**Supplied records:**
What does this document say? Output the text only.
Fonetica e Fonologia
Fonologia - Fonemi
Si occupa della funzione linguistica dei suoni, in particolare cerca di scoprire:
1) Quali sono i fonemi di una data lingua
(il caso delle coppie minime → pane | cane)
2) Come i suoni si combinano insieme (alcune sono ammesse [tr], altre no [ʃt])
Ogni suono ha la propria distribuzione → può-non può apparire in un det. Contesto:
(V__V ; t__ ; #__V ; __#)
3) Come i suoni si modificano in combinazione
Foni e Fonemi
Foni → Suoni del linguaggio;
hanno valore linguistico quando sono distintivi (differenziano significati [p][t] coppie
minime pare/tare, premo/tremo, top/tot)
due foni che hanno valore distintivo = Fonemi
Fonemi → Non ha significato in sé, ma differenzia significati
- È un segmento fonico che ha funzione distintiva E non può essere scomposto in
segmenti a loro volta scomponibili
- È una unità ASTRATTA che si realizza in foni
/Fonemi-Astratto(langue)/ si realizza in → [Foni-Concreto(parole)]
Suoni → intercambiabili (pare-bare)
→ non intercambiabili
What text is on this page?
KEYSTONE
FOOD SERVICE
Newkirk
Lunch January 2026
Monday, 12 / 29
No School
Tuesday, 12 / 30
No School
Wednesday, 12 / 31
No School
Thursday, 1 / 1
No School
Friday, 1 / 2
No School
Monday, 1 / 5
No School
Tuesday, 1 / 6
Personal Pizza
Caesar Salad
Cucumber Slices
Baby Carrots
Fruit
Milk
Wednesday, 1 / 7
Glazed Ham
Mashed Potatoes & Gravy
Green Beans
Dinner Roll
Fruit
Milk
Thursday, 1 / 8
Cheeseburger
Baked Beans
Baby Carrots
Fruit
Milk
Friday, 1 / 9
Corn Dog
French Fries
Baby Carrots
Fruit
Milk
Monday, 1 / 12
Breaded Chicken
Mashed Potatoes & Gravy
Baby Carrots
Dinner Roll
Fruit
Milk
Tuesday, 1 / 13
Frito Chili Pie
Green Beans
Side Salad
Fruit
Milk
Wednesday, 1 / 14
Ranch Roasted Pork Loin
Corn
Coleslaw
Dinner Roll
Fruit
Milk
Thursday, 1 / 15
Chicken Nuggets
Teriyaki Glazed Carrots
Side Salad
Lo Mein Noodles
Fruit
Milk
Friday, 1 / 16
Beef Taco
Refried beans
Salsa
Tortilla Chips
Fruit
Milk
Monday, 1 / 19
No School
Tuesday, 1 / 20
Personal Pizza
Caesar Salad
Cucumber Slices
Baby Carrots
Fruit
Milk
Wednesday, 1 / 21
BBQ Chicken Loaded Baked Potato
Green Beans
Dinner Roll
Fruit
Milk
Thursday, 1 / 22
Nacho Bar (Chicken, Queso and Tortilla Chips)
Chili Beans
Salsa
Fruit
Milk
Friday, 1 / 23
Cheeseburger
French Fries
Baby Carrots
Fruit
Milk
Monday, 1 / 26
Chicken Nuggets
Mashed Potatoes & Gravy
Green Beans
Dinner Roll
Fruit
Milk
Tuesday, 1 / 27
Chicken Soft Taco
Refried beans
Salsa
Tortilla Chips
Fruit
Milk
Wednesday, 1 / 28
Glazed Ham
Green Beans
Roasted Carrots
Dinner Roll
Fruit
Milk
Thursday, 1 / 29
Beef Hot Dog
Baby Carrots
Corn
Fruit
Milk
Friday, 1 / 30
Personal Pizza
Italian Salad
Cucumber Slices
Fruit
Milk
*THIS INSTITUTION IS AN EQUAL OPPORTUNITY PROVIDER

**Brief:** Emit the records above again, exactly, with no line skipped.

**Solution for this exercise:**
What does this document say? Output the text only.
Fonetica e Fonologia
Fonologia - Fonemi
Si occupa della funzione linguistica dei suoni, in particolare cerca di scoprire:
1) Quali sono i fonemi di una data lingua
(il caso delle coppie minime → pane | cane)
2) Come i suoni si combinano insieme (alcune sono ammesse [tr], altre no [ʃt])
Ogni suono ha la propria distribuzione → può-non può apparire in un det. Contesto:
(V__V ; t__ ; #__V ; __#)
3) Come i suoni si modificano in combinazione
Foni e Fonemi
Foni → Suoni del linguaggio;
hanno valore linguistico quando sono distintivi (differenziano significati [p][t] coppie
minime pare/tare, premo/tremo, top/tot)
due foni che hanno valore distintivo = Fonemi
Fonemi → Non ha significato in sé, ma differenzia significati
- È un segmento fonico che ha funzione distintiva E non può essere scomposto in
segmenti a loro volta scomponibili
- È una unità ASTRATTA che si realizza in foni
/Fonemi-Astratto(langue)/ si realizza in → [Foni-Concreto(parole)]
Suoni → intercambiabili (pare-bare)
→ non intercambiabili
What text is on this page?
KEYSTONE
FOOD SERVICE
Newkirk
Lunch January 2026
Monday, 12 / 29
No School
Tuesday, 12 / 30
No School
Wednesday, 12 / 31
No School
Thursday, 1 / 1
No School
Friday, 1 / 2
No School
Monday, 1 / 5
No School
Tuesday, 1 / 6
Personal Pizza
Caesar Salad
Cucumber Slices
Baby Carrots
Fruit
Milk
Wednesday, 1 / 7
Glazed Ham
Mashed Potatoes & Gravy
Green Beans
Dinner Roll
Fruit
Milk
Thursday, 1 / 8
Cheeseburger
Baked Beans
Baby Carrots
Fruit
Milk
Friday, 1 / 9
Corn Dog
French Fries
Baby Carrots
Fruit
Milk
Monday, 1 / 12
Breaded Chicken
Mashed Potatoes & Gravy
Baby Carrots
Dinner Roll
Fruit
Milk
Tuesday, 1 / 13
Frito Chili Pie
Green Beans
Side Salad
Fruit
Milk
Wednesday, 1 / 14
Ranch Roasted Pork Loin
Corn
Coleslaw
Dinner Roll
Fruit
Milk
Thursday, 1 / 15
Chicken Nuggets
Teriyaki Glazed Carrots
Side Salad
Lo Mein Noodles
Fruit
Milk
Friday, 1 / 16
Beef Taco
Refried beans
Salsa
Tortilla Chips
Fruit
Milk
Monday, 1 / 19
No School
Tuesday, 1 / 20
Personal Pizza
Caesar Salad
Cucumber Slices
Baby Carrots
Fruit
Milk
Wednesday, 1 / 21
BBQ Chicken Loaded Baked Potato
Green Beans
Dinner Roll
Fruit
Milk
Thursday, 1 / 22
Nacho Bar (Chicken, Queso and Tortilla Chips)
Chili Beans
Salsa
Fruit
Milk
Friday, 1 / 23
Cheeseburger
French Fries
Baby Carrots
Fruit
Milk
Monday, 1 / 26
Chicken Nuggets
Mashed Potatoes & Gravy
Green Beans
Dinner Roll
Fruit
Milk
Tuesday, 1 / 27
Chicken Soft Taco
Refried beans
Salsa
Tortilla Chips
Fruit
Milk
Wednesday, 1 / 28
Glazed Ham
Green Beans
Roasted Carrots
Dinner Roll
Fruit
Milk
Thursday, 1 / 29
Beef Hot Dog
Baby Carrots
Corn
Fruit
Milk
Friday, 1 / 30
Personal Pizza
Italian Salad
Cucumber Slices
Fruit
Milk
*THIS INSTITUTION IS AN EQUAL OPPORTUNITY PROVIDER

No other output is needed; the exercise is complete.